Instructions to follow
Look through the records below and collect all lines that hold the string "khai".

Material shown
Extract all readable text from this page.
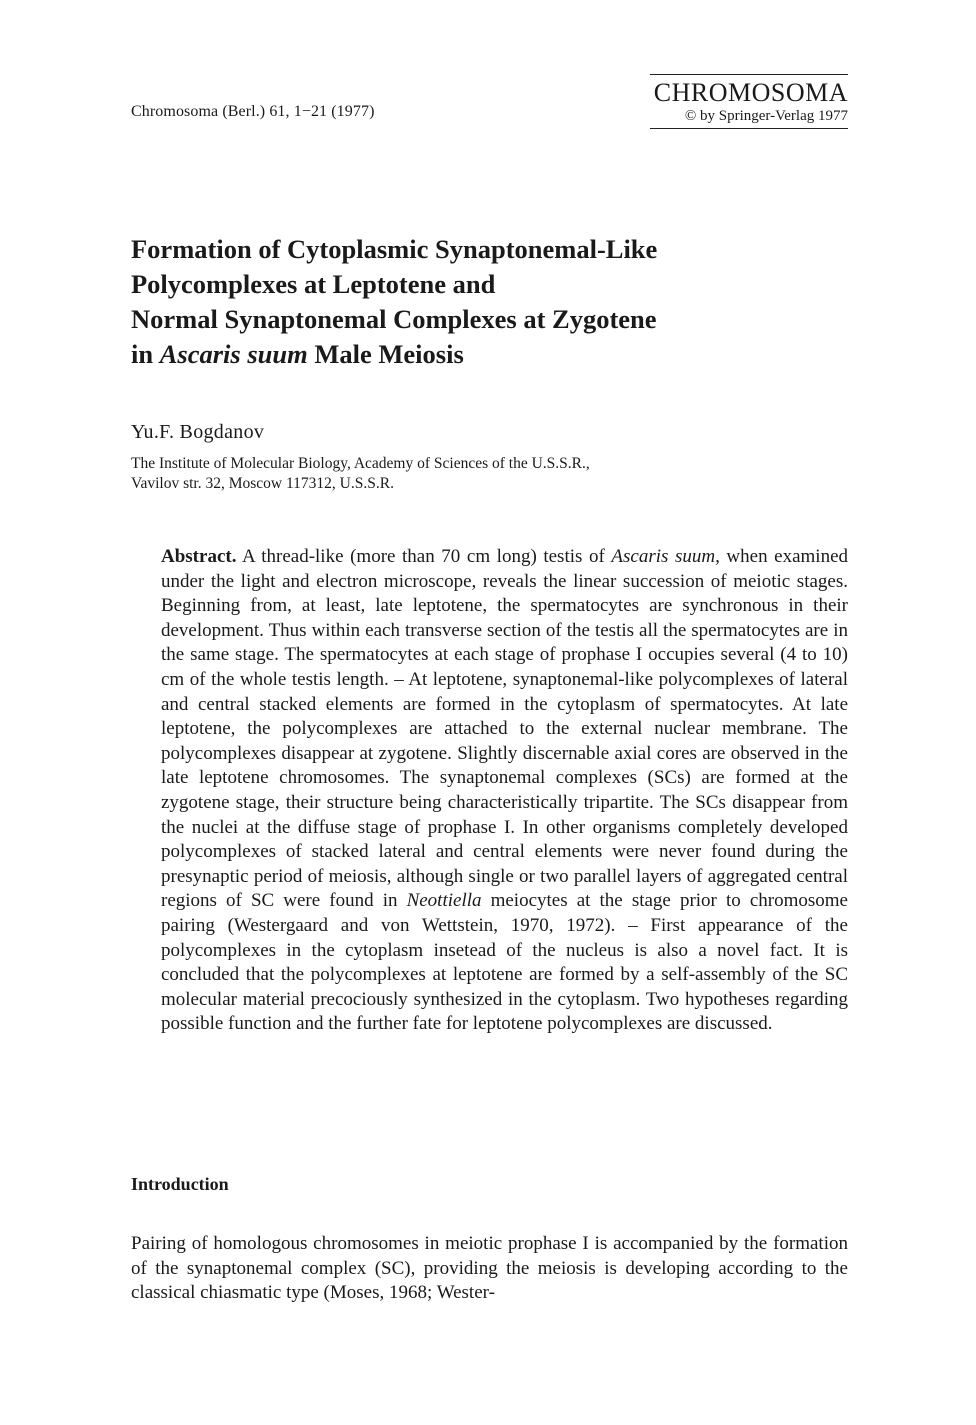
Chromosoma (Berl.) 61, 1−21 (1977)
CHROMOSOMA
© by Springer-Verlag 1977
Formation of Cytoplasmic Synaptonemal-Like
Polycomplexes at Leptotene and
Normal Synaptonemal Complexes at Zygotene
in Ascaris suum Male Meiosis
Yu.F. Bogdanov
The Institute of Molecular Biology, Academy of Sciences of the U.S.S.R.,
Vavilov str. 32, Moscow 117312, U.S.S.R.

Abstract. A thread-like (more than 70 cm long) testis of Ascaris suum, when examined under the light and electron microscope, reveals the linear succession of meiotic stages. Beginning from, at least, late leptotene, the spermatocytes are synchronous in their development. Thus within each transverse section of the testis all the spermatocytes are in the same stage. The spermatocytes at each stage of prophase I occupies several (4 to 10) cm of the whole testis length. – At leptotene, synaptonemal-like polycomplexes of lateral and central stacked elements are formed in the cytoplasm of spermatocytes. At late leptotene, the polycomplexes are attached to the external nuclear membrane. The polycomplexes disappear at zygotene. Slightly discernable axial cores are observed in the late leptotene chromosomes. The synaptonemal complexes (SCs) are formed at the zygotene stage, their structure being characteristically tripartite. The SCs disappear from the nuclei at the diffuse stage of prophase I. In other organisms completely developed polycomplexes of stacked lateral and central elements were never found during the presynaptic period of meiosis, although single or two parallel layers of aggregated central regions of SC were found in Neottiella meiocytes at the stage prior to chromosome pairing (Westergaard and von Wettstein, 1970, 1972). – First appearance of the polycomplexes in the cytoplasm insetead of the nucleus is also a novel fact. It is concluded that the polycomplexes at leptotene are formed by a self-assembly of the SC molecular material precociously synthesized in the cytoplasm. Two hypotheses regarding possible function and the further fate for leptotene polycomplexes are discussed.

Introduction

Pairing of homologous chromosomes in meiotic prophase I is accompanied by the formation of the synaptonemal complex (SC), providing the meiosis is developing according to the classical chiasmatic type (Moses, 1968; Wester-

...

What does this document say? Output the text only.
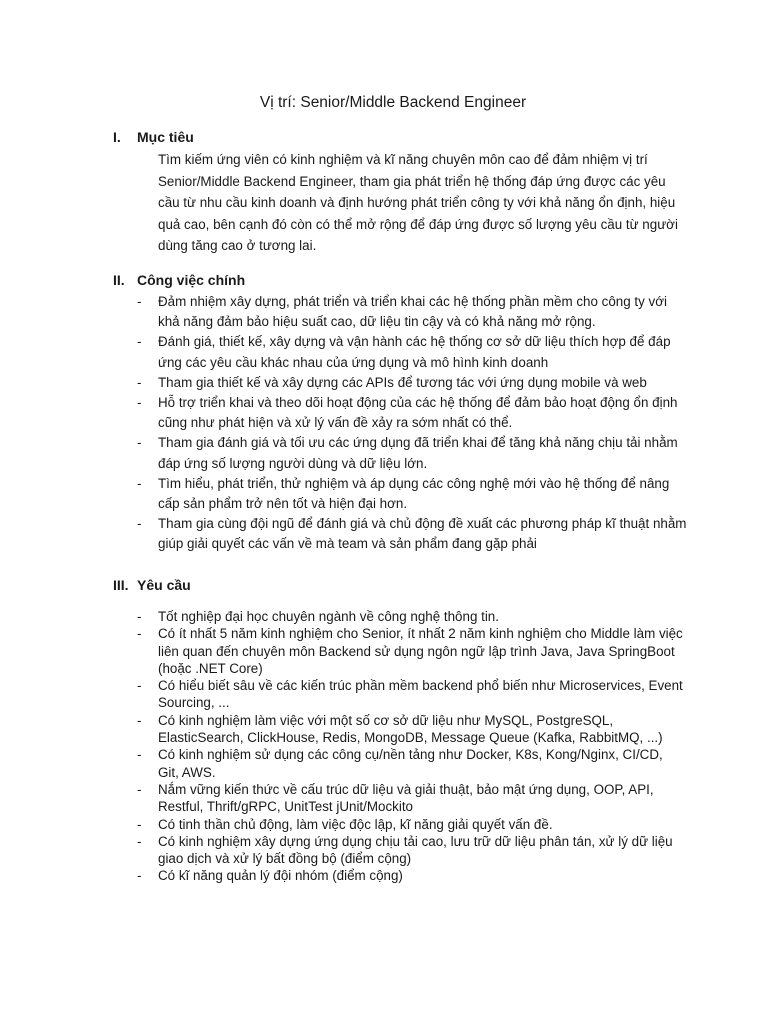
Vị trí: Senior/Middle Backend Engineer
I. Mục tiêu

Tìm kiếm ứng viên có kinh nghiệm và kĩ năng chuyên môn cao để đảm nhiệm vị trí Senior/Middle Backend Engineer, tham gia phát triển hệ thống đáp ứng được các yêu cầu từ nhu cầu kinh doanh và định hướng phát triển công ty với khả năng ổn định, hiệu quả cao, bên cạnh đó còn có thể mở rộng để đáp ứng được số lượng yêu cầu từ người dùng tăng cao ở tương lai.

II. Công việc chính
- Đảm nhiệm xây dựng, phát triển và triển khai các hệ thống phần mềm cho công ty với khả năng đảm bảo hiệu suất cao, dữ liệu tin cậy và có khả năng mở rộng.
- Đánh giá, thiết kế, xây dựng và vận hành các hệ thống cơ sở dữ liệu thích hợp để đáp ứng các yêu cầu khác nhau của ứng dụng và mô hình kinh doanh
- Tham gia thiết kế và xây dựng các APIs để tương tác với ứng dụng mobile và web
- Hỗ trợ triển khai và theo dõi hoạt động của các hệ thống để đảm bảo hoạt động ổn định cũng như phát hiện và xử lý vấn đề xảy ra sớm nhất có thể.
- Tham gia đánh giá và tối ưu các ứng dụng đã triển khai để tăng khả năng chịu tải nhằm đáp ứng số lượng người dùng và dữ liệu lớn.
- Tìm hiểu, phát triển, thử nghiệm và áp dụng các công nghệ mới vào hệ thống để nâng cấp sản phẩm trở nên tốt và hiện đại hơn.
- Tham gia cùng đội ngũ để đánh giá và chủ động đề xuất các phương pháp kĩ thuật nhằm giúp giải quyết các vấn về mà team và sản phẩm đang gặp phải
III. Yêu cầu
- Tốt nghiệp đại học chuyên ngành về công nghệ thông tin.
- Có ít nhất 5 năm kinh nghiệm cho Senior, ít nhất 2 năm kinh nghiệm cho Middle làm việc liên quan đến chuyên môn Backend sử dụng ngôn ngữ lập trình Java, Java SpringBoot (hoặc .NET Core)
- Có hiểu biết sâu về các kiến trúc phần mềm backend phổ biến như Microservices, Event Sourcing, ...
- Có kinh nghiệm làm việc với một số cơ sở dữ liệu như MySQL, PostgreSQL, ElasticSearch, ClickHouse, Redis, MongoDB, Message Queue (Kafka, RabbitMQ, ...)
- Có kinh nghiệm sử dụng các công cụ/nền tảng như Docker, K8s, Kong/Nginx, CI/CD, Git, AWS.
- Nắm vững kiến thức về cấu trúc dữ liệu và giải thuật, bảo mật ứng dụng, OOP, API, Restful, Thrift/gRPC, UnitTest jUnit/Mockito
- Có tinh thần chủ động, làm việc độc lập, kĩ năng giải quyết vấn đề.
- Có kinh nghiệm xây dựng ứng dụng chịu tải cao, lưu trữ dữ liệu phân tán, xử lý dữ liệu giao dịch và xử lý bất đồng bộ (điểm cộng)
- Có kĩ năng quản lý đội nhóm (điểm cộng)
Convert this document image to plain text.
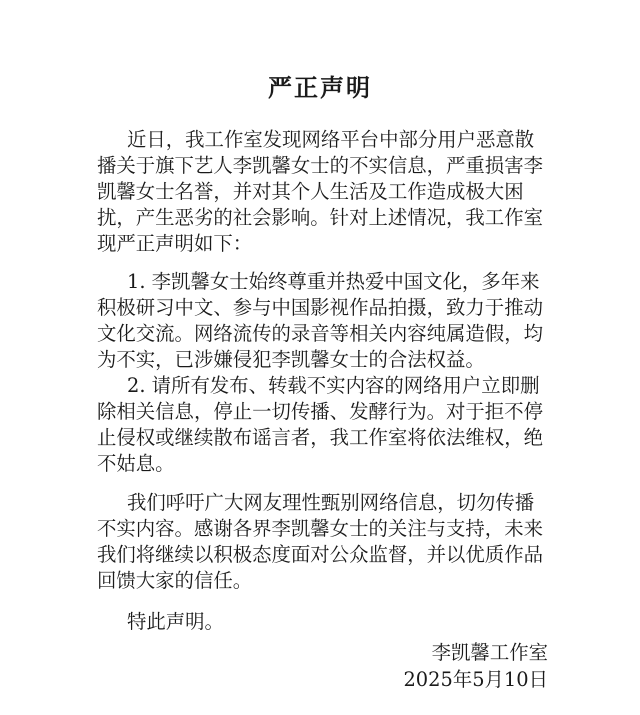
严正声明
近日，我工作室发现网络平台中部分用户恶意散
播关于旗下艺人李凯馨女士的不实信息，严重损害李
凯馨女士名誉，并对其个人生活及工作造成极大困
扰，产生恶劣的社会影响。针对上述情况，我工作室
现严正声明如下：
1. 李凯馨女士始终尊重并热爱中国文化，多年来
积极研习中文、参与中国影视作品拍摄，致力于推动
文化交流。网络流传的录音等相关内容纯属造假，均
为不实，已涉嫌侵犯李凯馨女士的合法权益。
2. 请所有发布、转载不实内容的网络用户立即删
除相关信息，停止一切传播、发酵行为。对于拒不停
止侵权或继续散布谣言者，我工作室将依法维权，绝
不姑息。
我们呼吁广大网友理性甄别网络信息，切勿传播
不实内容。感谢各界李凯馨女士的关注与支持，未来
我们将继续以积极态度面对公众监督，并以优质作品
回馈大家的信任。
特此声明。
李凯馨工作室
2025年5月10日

Output
- Đảm nhiệm xây dựng, phát triển và triển khai các hệ thống phần mềm cho công ty với khả năng đảm bảo hiệu suất cao, dữ liệu tin cậy và có khả năng mở rộng.
- Hỗ trợ triển khai và theo dõi hoạt động của các hệ thống để đảm bảo hoạt động ổn định cũng như phát hiện và xử lý vấn đề xảy ra sớm nhất có thể.
- Tham gia đánh giá và tối ưu các ứng dụng đã triển khai để tăng khả năng chịu tải nhằm đáp ứng số lượng người dùng và dữ liệu lớn.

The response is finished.